CHALLENGE: Turn the lines of every item below into a JSON list of strings, one string per line, and skip any blank lines.
** Start LISTED ENTRIES **
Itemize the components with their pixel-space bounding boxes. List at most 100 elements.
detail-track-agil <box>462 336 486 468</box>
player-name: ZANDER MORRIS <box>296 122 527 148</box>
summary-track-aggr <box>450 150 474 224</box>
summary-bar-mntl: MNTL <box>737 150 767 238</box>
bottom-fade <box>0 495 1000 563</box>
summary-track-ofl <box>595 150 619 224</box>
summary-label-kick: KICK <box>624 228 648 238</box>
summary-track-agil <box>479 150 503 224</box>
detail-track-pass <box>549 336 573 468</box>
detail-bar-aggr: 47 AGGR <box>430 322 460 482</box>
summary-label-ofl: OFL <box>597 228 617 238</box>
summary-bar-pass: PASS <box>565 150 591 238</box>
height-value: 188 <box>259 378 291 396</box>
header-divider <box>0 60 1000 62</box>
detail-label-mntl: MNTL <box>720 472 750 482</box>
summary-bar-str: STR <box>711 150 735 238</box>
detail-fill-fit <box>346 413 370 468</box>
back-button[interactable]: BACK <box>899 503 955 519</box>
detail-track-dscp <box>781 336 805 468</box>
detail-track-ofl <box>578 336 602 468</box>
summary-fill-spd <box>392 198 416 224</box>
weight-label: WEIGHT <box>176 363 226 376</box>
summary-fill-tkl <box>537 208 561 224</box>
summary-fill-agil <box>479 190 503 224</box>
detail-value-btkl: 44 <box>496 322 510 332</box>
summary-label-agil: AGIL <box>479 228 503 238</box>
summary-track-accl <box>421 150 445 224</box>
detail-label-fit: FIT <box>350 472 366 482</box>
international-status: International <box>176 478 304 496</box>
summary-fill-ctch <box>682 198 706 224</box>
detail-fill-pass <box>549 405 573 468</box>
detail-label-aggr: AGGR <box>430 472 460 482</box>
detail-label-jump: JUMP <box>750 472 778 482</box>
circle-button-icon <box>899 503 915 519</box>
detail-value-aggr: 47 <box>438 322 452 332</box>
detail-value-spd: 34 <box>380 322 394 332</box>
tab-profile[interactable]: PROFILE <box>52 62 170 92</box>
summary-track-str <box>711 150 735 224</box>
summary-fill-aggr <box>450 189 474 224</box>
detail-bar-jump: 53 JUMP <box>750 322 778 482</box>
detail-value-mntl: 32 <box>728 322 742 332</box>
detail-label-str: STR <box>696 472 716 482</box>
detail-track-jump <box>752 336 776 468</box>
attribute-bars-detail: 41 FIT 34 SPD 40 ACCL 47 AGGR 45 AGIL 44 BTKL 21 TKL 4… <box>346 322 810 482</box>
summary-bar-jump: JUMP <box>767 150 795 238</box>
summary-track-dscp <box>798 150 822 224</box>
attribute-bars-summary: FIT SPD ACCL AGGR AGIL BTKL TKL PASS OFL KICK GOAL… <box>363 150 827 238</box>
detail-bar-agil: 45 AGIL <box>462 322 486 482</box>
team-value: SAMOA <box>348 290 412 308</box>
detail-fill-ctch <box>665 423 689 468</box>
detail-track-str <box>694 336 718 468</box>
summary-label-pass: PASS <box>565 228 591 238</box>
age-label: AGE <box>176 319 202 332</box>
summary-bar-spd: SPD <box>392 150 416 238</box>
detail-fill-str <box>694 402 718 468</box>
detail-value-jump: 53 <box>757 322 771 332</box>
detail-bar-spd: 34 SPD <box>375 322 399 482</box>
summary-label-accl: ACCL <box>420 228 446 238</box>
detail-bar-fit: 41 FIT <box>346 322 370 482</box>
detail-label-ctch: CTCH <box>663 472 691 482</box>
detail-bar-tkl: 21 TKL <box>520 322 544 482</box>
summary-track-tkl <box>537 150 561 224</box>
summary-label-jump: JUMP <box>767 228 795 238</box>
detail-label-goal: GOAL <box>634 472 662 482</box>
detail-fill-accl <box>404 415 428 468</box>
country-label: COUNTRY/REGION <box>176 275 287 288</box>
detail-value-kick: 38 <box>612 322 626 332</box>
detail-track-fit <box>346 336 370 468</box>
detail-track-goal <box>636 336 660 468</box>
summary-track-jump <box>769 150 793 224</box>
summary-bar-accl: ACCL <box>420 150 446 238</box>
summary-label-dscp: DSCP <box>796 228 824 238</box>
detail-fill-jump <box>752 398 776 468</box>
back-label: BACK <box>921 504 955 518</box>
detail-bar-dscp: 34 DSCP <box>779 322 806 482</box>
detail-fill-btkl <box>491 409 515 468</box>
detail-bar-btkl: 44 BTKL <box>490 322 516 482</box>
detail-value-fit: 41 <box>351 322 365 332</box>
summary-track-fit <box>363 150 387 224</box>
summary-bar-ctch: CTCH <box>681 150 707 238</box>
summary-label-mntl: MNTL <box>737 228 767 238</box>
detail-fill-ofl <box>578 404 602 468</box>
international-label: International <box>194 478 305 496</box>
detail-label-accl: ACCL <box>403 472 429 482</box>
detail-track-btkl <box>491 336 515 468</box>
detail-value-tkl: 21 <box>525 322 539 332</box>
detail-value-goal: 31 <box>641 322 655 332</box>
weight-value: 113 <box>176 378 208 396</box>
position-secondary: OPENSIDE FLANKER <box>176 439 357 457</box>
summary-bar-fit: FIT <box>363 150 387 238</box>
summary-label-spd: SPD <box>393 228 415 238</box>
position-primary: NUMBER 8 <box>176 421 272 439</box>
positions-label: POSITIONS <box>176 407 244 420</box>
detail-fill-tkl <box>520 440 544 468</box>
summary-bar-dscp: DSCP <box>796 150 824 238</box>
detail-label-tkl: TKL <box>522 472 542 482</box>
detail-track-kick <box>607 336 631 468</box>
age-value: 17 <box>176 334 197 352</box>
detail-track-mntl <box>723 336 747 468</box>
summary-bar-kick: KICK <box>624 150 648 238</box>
** End LISTED ENTRIES **
EXERCISE ANSWER:
[
  "Itemize the components with their pixel-space bounding boxes. List at most 100 elements.",
  "detail-track-agil <box>462 336 486 468</box>",
  "player-name: ZANDER MORRIS <box>296 122 527 148</box>",
  "summary-track-aggr <box>450 150 474 224</box>",
  "summary-bar-mntl: MNTL <box>737 150 767 238</box>",
  "bottom-fade <box>0 495 1000 563</box>",
  "summary-track-ofl <box>595 150 619 224</box>",
  "summary-label-kick: KICK <box>624 228 648 238</box>",
  "summary-track-agil <box>479 150 503 224</box>",
  "detail-track-pass <box>549 336 573 468</box>",
  "detail-bar-aggr: 47 AGGR <box>430 322 460 482</box>",
  "summary-label-ofl: OFL <box>597 228 617 238</box>",
  "summary-bar-pass: PASS <box>565 150 591 238</box>",
  "height-value: 188 <box>259 378 291 396</box>",
  "header-divider <box>0 60 1000 62</box>",
  "detail-label-mntl: MNTL <box>720 472 750 482</box>",
  "summary-bar-str: STR <box>711 150 735 238</box>",
  "detail-fill-fit <box>346 413 370 468</box>",
  "back-button[interactable]: BACK <box>899 503 955 519</box>",
  "detail-track-dscp <box>781 336 805 468</box>",
  "detail-track-ofl <box>578 336 602 468</box>",
  "summary-fill-spd <box>392 198 416 224</box>",
  "weight-label: WEIGHT <box>176 363 226 376</box>",
  "summary-fill-tkl <box>537 208 561 224</box>",
  "summary-fill-agil <box>479 190 503 224</box>",
  "detail-value-btkl: 44 <box>496 322 510 332</box>",
  "summary-label-agil: AGIL <box>479 228 503 238</box>",
  "summary-track-accl <box>421 150 445 224</box>",
  "detail-label-fit: FIT <box>350 472 366 482</box>",
  "international-status: International <box>176 478 304 496</box>",
  "summary-fill-ctch <box>682 198 706 224</box>",
  "detail-fill-pass <box>549 405 573 468</box>",
  "detail-label-aggr: AGGR <box>430 472 460 482</box>",
  "detail-label-jump: JUMP <box>750 472 778 482</box>",
  "circle-button-icon <box>899 503 915 519</box>",
  "detail-value-aggr: 47 <box>438 322 452 332</box>",
  "detail-value-spd: 34 <box>380 322 394 332</box>",
  "tab-profile[interactable]: PROFILE <box>52 62 170 92</box>",
  "summary-track-str <box>711 150 735 224</box>",
  "summary-fill-aggr <box>450 189 474 224</box>",
  "detail-bar-jump: 53 JUMP <box>750 322 778 482</box>",
  "detail-value-mntl: 32 <box>728 322 742 332</box>",
  "detail-label-str: STR <box>696 472 716 482</box>",
  "detail-track-jump <box>752 336 776 468</box>",
  "attribute-bars-detail: 41 FIT 34 SPD 40 ACCL 47 AGGR 45 AGIL 44 BTKL 21 TKL 4… <box>346 322 810 482</box>",
  "summary-bar-jump: JUMP <box>767 150 795 238</box>",
  "summary-track-dscp <box>798 150 822 224</box>",
  "attribute-bars-summary: FIT SPD ACCL AGGR AGIL BTKL TKL PASS OFL KICK GOAL… <box>363 150 827 238</box>",
  "detail-bar-agil: 45 AGIL <box>462 322 486 482</box>",
  "team-value: SAMOA <box>348 290 412 308</box>",
  "detail-fill-ctch <box>665 423 689 468</box>",
  "detail-track-str <box>694 336 718 468</box>",
  "summary-label-pass: PASS <box>565 228 591 238</box>",
  "age-label: AGE <box>176 319 202 332</box>",
  "summary-bar-spd: SPD <box>392 150 416 238</box>",
  "detail-fill-str <box>694 402 718 468</box>",
  "detail-value-jump: 53 <box>757 322 771 332</box>",
  "detail-bar-spd: 34 SPD <box>375 322 399 482</box>",
  "summary-label-accl: ACCL <box>420 228 446 238</box>",
  "detail-bar-fit: 41 FIT <box>346 322 370 482</box>",
  "detail-label-ctch: CTCH <box>663 472 691 482</box>",
  "detail-bar-tkl: 21 TKL <box>520 322 544 482</box>",
  "summary-track-tkl <box>537 150 561 224</box>",
  "summary-label-jump: JUMP <box>767 228 795 238</box>",
  "detail-label-goal: GOAL <box>634 472 662 482</box>",
  "detail-fill-accl <box>404 415 428 468</box>",
  "country-label: COUNTRY/REGION <box>176 275 287 288</box>",
  "detail-value-kick: 38 <box>612 322 626 332</box>",
  "detail-track-fit <box>346 336 370 468</box>",
  "detail-track-goal <box>636 336 660 468</box>",
  "summary-track-jump <box>769 150 793 224</box>",
  "summary-bar-accl: ACCL <box>420 150 446 238</box>",
  "summary-label-dscp: DSCP <box>796 228 824 238</box>",
  "detail-fill-jump <box>752 398 776 468</box>",
  "back-label: BACK <box>921 504 955 518</box>",
  "detail-bar-dscp: 34 DSCP <box>779 322 806 482</box>",
  "detail-fill-btkl <box>491 409 515 468</box>",
  "detail-bar-btkl: 44 BTKL <box>490 322 516 482</box>",
  "detail-value-fit: 41 <box>351 322 365 332</box>",
  "summary-track-fit <box>363 150 387 224</box>",
  "summary-bar-ctch: CTCH <box>681 150 707 238</box>",
  "summary-label-mntl: MNTL <box>737 228 767 238</box>",
  "detail-fill-ofl <box>578 404 602 468</box>",
  "international-label: International <box>194 478 305 496</box>",
  "detail-label-accl: ACCL <box>403 472 429 482</box>",
  "detail-track-btkl <box>491 336 515 468</box>",
  "detail-value-tkl: 21 <box>525 322 539 332</box>",
  "detail-value-goal: 31 <box>641 322 655 332</box>",
  "weight-value: 113 <box>176 378 208 396</box>",
  "position-secondary: OPENSIDE FLANKER <box>176 439 357 457</box>",
  "summary-bar-fit: FIT <box>363 150 387 238</box>",
  "summary-label-spd: SPD <box>393 228 415 238</box>",
  "position-primary: NUMBER 8 <box>176 421 272 439</box>",
  "positions-label: POSITIONS <box>176 407 244 420</box>",
  "detail-fill-tkl <box>520 440 544 468</box>",
  "summary-bar-dscp: DSCP <box>796 150 824 238</box>",
  "detail-label-tkl: TKL <box>522 472 542 482</box>",
  "detail-track-kick <box>607 336 631 468</box>",
  "age-value: 17 <box>176 334 197 352</box>",
  "detail-track-mntl <box>723 336 747 468</box>",
  "summary-bar-kick: KICK <box>624 150 648 238</box>"
]